-- START Data for processing --

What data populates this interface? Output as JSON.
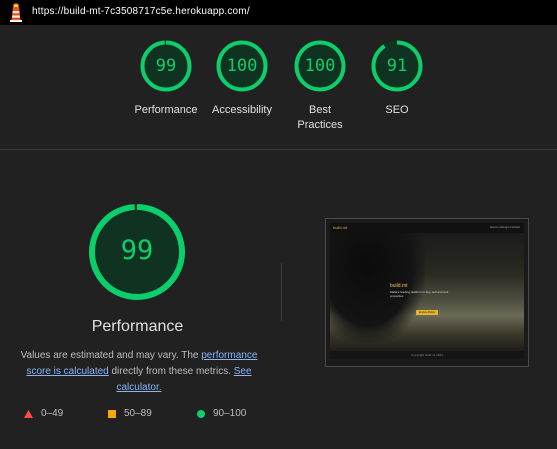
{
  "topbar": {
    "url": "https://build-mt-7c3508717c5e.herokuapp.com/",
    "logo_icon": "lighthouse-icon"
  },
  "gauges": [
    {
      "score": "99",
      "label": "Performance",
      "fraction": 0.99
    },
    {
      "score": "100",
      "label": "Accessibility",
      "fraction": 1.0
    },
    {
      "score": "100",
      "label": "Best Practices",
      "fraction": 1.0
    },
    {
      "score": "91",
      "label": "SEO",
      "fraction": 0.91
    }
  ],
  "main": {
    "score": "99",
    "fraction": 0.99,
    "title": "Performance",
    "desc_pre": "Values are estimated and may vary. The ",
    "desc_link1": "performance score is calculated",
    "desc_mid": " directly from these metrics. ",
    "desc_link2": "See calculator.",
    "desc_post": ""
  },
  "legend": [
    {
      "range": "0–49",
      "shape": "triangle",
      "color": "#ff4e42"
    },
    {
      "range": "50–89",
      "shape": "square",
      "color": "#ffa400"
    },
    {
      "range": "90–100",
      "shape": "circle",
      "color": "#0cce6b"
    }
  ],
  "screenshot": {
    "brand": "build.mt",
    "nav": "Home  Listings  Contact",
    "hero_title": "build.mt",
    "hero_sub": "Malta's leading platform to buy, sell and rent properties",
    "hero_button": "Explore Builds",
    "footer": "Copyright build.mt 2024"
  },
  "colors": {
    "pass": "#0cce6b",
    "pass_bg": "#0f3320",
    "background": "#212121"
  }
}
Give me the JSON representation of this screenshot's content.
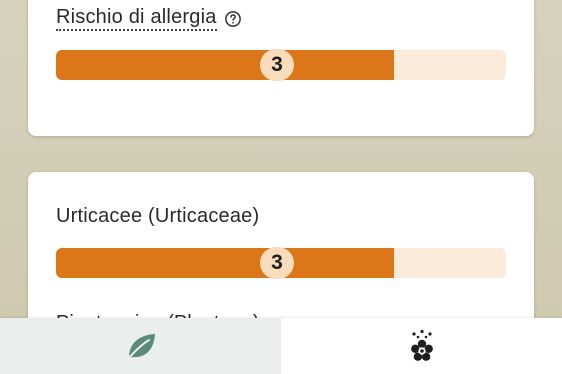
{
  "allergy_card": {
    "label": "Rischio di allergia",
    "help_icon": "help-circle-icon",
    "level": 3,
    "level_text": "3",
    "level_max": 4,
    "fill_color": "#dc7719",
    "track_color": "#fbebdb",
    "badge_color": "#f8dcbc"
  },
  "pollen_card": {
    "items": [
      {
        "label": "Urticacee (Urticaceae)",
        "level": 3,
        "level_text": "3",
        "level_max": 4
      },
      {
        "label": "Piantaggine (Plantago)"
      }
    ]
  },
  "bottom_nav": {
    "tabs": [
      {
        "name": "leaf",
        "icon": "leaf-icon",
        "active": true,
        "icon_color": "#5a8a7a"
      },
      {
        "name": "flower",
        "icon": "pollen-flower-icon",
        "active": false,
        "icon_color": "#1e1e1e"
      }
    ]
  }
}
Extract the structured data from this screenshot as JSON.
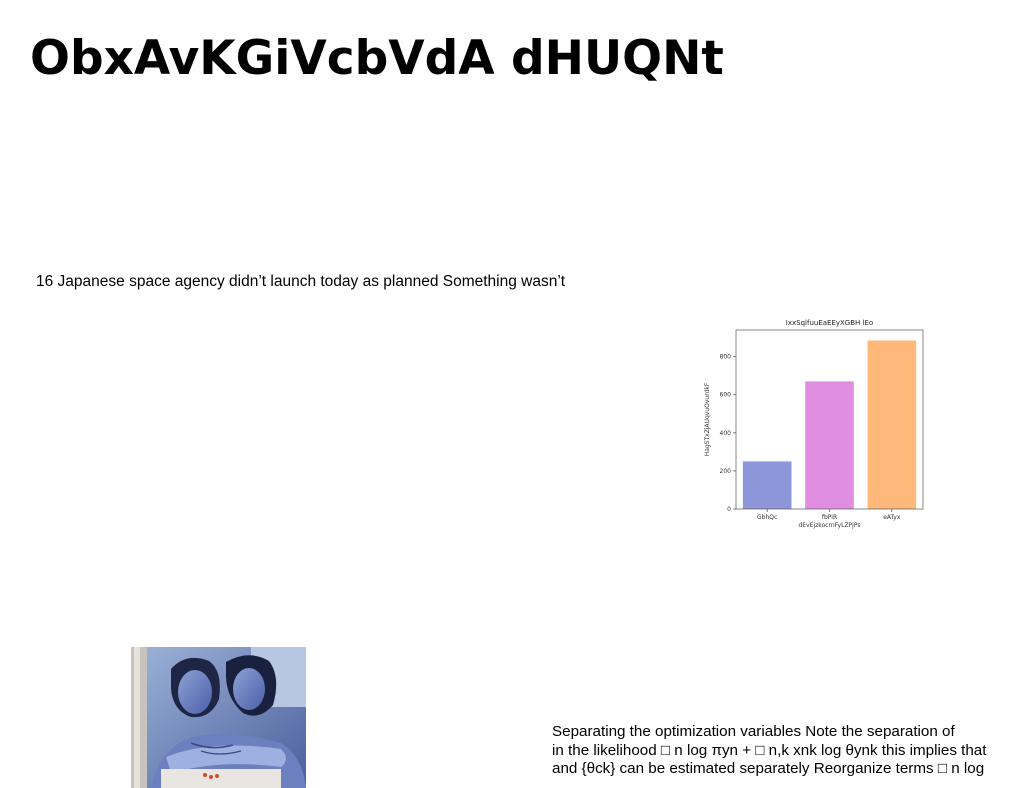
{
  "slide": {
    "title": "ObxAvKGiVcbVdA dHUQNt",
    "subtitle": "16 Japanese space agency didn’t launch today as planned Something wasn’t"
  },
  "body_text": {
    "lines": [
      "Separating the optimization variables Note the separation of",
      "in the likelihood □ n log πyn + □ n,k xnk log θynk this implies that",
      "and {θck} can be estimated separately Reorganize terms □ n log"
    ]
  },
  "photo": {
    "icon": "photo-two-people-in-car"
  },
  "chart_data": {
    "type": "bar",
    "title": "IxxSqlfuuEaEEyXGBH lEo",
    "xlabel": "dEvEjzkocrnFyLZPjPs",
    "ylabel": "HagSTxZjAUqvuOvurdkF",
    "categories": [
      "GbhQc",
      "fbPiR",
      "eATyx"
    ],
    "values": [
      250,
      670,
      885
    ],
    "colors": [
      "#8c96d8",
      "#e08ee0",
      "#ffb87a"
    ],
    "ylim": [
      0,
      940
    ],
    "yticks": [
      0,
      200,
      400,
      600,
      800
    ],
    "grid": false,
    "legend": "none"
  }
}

-- END Data for processing --

Copy out every line of the listing that contains the string "circle".

◆ Response to this exercise:
      "shape": "circle",
    "help_icon": "help-circle-icon",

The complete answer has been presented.